-------- EXTRACTED DATA

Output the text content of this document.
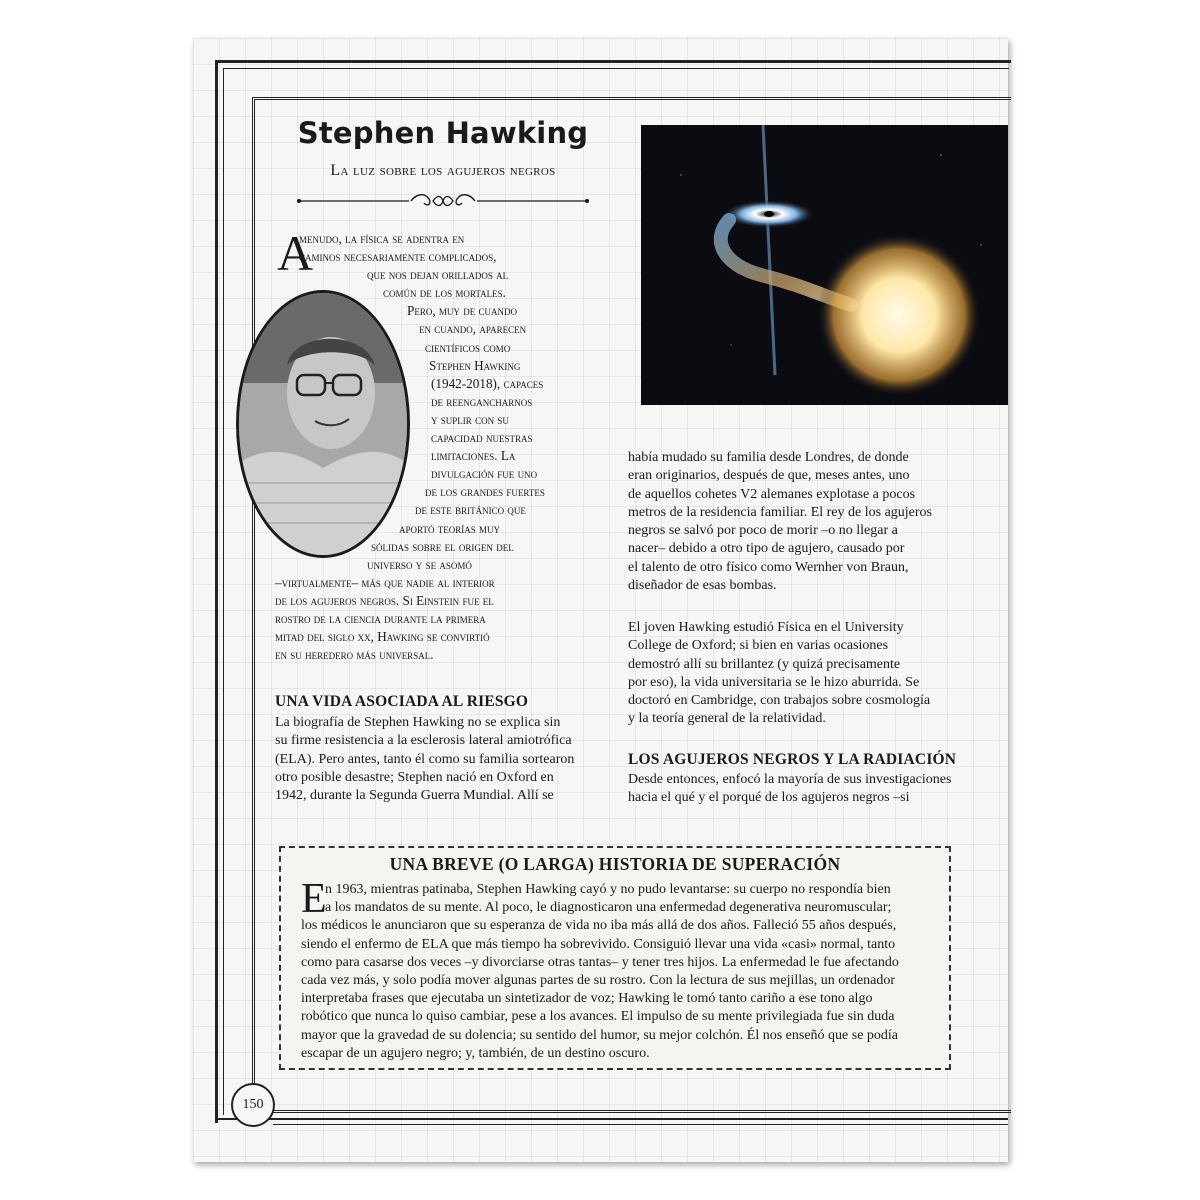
Stephen Hawking
La luz sobre los agujeros negros
A
menudo, la física se adentra en
caminos necesariamente complicados,
que nos dejan orillados al
común de los mortales.
Pero, muy de cuando
en cuando, aparecen
científicos como
Stephen Hawking
(1942-2018), capaces
de reengancharnos
y suplir con su
capacidad nuestras
limitaciones. La
divulgación fue uno
de los grandes fuertes
de este británico que
aportó teorías muy
sólidas sobre el origen del
universo y se asomó
–virtualmente– más que nadie al interior
de los agujeros negros. Si Einstein fue el
rostro de la ciencia durante la primera
mitad del siglo xx, Hawking se convirtió
en su heredero más universal.
UNA VIDA ASOCIADA AL RIESGO
La biografía de Stephen Hawking no se explica sin
su firme resistencia a la esclerosis lateral amiotrófica
(ELA). Pero antes, tanto él como su familia sortearon
otro posible desastre; Stephen nació en Oxford en
1942, durante la Segunda Guerra Mundial. Allí se
había mudado su familia desde Londres, de donde
eran originarios, después de que, meses antes, uno
de aquellos cohetes V2 alemanes explotase a pocos
metros de la residencia familiar. El rey de los agujeros
negros se salvó por poco de morir –o no llegar a
nacer– debido a otro tipo de agujero, causado por
el talento de otro físico como Wernher von Braun,
diseñador de esas bombas.
El joven Hawking estudió Física en el University
College de Oxford; si bien en varias ocasiones
demostró allí su brillantez (y quizá precisamente
por eso), la vida universitaria se le hizo aburrida. Se
doctoró en Cambridge, con trabajos sobre cosmología
y la teoría general de la relatividad.
LOS AGUJEROS NEGROS Y LA RADIACIÓN
Desde entonces, enfocó la mayoría de sus investigaciones
hacia el qué y el porqué de los agujeros negros –si
UNA BREVE (O LARGA) HISTORIA DE SUPERACIÓN
E
n 1963, mientras patinaba, Stephen Hawking cayó y no pudo levantarse: su cuerpo no respondía bien
a los mandatos de su mente. Al poco, le diagnosticaron una enfermedad degenerativa neuromuscular;
los médicos le anunciaron que su esperanza de vida no iba más allá de dos años. Falleció 55 años después,
siendo el enfermo de ELA que más tiempo ha sobrevivido. Consiguió llevar una vida «casi» normal, tanto
como para casarse dos veces –y divorciarse otras tantas– y tener tres hijos. La enfermedad le fue afectando
cada vez más, y solo podía mover algunas partes de su rostro. Con la lectura de sus mejillas, un ordenador
interpretaba frases que ejecutaba un sintetizador de voz; Hawking le tomó tanto cariño a ese tono algo
robótico que nunca lo quiso cambiar, pese a los avances. El impulso de su mente privilegiada fue sin duda
mayor que la gravedad de su dolencia; su sentido del humor, su mejor colchón. Él nos enseñó que se podía
escapar de un agujero negro; y, también, de un destino oscuro.
150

----------------

_TASK BRIEF_
Looking at the data above, how many lines hold the word "Stephen"? Respond with the number alone.

_FINISHED TASK_
5